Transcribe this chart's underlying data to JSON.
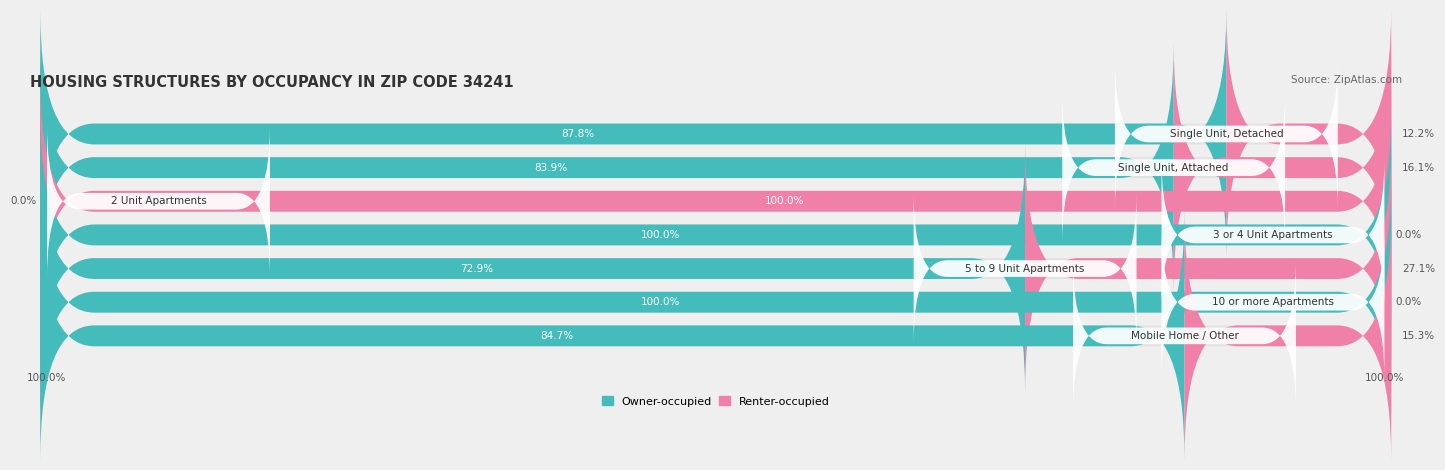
{
  "title": "HOUSING STRUCTURES BY OCCUPANCY IN ZIP CODE 34241",
  "source": "Source: ZipAtlas.com",
  "categories": [
    "Single Unit, Detached",
    "Single Unit, Attached",
    "2 Unit Apartments",
    "3 or 4 Unit Apartments",
    "5 to 9 Unit Apartments",
    "10 or more Apartments",
    "Mobile Home / Other"
  ],
  "owner_pct": [
    87.8,
    83.9,
    0.0,
    100.0,
    72.9,
    100.0,
    84.7
  ],
  "renter_pct": [
    12.2,
    16.1,
    100.0,
    0.0,
    27.1,
    0.0,
    15.3
  ],
  "owner_color": "#45BCBC",
  "renter_color": "#F080A8",
  "renter_color_light": "#F5B8CC",
  "owner_color_light": "#A0D8D8",
  "bg_color": "#EFEFEF",
  "bar_bg_color": "#E2E2E2",
  "title_fontsize": 10.5,
  "source_fontsize": 7.5,
  "label_fontsize": 7.5,
  "bar_height": 0.62,
  "xlim": [
    0,
    100
  ]
}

__WHAT IS BEING ASKED__
Go through the entries above and print each one exactly, minus the pictures.

__RESULT BELOW__
Transcribe this chart's underlying data to JSON.
{
  "title": "HOUSING STRUCTURES BY OCCUPANCY IN ZIP CODE 34241",
  "source": "Source: ZipAtlas.com",
  "categories": [
    "Single Unit, Detached",
    "Single Unit, Attached",
    "2 Unit Apartments",
    "3 or 4 Unit Apartments",
    "5 to 9 Unit Apartments",
    "10 or more Apartments",
    "Mobile Home / Other"
  ],
  "owner_pct": [
    87.8,
    83.9,
    0.0,
    100.0,
    72.9,
    100.0,
    84.7
  ],
  "renter_pct": [
    12.2,
    16.1,
    100.0,
    0.0,
    27.1,
    0.0,
    15.3
  ],
  "owner_color": "#45BCBC",
  "renter_color": "#F080A8",
  "renter_color_light": "#F5B8CC",
  "owner_color_light": "#A0D8D8",
  "bg_color": "#EFEFEF",
  "bar_bg_color": "#E2E2E2",
  "title_fontsize": 10.5,
  "source_fontsize": 7.5,
  "label_fontsize": 7.5,
  "bar_height": 0.62,
  "xlim": [
    0,
    100
  ]
}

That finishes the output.